Exercise details:
Answer with a single number: the count of lines that include the string "JSON".

Task data:
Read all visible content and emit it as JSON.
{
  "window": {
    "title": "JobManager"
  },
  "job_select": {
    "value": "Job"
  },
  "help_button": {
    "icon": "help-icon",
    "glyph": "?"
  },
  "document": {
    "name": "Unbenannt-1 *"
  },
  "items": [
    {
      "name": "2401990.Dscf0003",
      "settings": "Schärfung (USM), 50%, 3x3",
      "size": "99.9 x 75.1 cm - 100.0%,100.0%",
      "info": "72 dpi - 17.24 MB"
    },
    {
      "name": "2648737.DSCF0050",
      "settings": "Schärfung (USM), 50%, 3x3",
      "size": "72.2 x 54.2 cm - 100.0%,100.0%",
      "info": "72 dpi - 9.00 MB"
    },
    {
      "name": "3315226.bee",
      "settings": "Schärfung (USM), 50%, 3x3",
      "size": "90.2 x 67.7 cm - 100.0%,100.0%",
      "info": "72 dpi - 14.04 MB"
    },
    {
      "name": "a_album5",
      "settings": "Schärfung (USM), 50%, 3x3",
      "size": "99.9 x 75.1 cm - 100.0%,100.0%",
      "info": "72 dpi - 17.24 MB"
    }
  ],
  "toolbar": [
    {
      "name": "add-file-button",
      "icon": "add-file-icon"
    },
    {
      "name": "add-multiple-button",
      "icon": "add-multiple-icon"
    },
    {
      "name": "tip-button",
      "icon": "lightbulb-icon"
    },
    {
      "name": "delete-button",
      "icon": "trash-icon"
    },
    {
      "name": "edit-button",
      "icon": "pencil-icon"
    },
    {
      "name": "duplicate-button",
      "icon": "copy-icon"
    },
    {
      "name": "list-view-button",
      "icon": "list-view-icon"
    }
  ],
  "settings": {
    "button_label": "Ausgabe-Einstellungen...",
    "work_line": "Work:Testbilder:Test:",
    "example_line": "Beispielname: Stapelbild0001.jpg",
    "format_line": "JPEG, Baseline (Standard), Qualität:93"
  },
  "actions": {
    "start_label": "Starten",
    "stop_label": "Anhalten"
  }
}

* * *

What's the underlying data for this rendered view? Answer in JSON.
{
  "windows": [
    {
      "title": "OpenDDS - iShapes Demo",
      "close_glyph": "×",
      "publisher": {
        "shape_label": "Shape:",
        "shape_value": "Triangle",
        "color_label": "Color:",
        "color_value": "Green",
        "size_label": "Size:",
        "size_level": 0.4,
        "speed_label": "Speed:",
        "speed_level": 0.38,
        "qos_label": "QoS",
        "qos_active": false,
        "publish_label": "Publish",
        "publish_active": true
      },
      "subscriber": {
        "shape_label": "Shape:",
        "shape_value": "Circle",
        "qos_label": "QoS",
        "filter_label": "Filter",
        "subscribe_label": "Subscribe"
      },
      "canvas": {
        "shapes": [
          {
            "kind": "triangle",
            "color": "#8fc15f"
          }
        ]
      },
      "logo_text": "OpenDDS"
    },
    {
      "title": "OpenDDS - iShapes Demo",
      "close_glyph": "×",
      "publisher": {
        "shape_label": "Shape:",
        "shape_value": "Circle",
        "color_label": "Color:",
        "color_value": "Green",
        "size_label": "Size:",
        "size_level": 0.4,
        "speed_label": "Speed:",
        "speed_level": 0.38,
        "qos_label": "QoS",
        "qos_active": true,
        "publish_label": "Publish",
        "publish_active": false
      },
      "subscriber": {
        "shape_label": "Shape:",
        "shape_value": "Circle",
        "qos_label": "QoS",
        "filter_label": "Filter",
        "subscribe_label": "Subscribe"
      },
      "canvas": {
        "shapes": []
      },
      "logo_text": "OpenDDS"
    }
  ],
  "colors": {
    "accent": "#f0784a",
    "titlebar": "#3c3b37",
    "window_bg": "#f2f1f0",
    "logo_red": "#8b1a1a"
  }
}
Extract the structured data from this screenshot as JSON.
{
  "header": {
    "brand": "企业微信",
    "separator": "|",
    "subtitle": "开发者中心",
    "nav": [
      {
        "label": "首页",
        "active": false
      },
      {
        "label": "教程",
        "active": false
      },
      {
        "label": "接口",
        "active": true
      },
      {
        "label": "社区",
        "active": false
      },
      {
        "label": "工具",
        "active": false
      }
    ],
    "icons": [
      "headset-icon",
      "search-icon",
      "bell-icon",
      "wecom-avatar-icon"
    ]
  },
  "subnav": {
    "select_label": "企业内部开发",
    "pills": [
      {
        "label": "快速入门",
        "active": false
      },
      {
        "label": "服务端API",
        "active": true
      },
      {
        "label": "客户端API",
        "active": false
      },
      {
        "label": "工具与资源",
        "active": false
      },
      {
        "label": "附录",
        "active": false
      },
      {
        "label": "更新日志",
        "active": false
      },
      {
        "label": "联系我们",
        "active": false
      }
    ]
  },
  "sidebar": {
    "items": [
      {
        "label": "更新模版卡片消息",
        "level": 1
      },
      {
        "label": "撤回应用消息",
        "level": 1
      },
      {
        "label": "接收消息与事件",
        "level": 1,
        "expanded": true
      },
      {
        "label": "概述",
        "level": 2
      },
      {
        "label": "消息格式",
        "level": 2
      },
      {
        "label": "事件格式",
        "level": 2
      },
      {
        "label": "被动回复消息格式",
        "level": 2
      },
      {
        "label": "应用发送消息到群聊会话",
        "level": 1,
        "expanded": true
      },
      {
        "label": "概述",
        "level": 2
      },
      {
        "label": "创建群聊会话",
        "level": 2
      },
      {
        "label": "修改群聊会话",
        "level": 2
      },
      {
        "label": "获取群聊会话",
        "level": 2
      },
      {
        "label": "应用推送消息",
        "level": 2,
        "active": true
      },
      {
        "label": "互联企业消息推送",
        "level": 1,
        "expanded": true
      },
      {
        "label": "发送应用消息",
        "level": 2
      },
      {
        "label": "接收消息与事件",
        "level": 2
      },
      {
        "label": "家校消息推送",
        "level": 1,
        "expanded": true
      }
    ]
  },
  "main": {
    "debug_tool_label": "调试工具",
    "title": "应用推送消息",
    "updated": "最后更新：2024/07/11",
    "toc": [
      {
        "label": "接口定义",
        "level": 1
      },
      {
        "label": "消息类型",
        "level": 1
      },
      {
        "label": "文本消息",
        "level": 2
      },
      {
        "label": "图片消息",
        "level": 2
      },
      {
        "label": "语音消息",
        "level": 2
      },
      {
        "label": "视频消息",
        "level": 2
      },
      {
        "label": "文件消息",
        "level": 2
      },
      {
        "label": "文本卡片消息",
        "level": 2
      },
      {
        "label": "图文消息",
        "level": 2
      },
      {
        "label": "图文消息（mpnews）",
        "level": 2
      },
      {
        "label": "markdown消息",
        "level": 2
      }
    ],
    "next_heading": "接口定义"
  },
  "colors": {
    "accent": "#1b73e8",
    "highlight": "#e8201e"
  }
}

Response:
3